**TO BE DONE**
Copy every entry word for word, but skip the pictures.

**INFORMATION PROVIDED**
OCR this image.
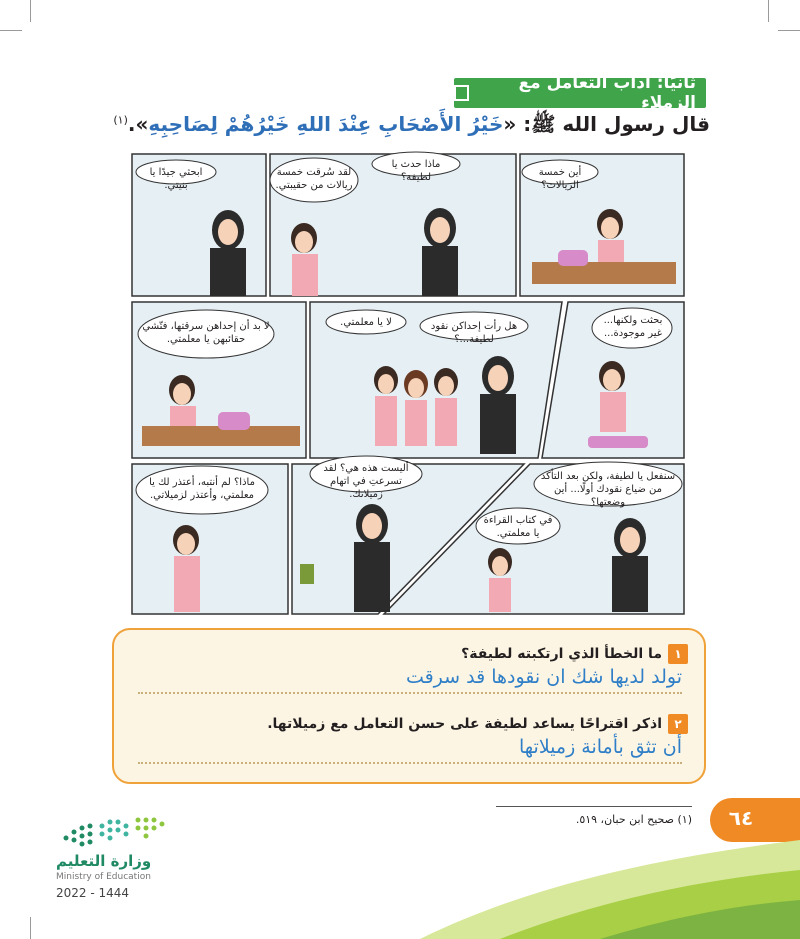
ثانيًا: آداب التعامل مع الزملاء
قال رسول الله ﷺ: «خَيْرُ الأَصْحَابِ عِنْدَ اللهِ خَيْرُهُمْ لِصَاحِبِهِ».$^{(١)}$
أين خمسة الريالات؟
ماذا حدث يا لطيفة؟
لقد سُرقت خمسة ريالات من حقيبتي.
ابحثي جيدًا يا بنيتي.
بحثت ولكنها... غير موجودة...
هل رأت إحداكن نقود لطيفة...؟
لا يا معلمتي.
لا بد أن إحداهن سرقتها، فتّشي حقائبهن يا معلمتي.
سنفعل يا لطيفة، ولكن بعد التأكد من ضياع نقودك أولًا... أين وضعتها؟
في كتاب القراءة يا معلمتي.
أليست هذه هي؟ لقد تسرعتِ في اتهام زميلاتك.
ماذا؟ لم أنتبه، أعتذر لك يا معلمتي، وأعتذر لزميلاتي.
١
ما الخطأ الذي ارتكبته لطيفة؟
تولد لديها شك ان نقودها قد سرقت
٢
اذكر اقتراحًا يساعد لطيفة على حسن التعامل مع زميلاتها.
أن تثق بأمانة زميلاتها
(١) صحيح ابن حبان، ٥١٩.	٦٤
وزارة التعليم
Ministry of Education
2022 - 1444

**FULL RESPONSE**
OCR this image.
ثانيًا: آداب التعامل مع الزملاء
قال رسول الله ﷺ: «خَيْرُ الأَصْحَابِ عِنْدَ اللهِ خَيْرُهُمْ لِصَاحِبِهِ».$^{(١)}$
أين خمسة الريالات؟
ماذا حدث يا لطيفة؟
لقد سُرقت خمسة ريالات من حقيبتي.
ابحثي جيدًا يا بنيتي.
بحثت ولكنها... غير موجودة...
هل رأت إحداكن نقود لطيفة...؟
لا يا معلمتي.
لا بد أن إحداهن سرقتها، فتّشي حقائبهن يا معلمتي.
سنفعل يا لطيفة، ولكن بعد التأكد من ضياع نقودك أولًا... أين وضعتها؟
في كتاب القراءة يا معلمتي.
أليست هذه هي؟ لقد تسرعتِ في اتهام زميلاتك.
ماذا؟ لم أنتبه، أعتذر لك يا معلمتي، وأعتذر لزميلاتي.
١
ما الخطأ الذي ارتكبته لطيفة؟
تولد لديها شك ان نقودها قد سرقت
٢
اذكر اقتراحًا يساعد لطيفة على حسن التعامل مع زميلاتها.
أن تثق بأمانة زميلاتها
(١) صحيح ابن حبان، ٥١٩.	٦٤
وزارة التعليم
Ministry of Education
2022 - 1444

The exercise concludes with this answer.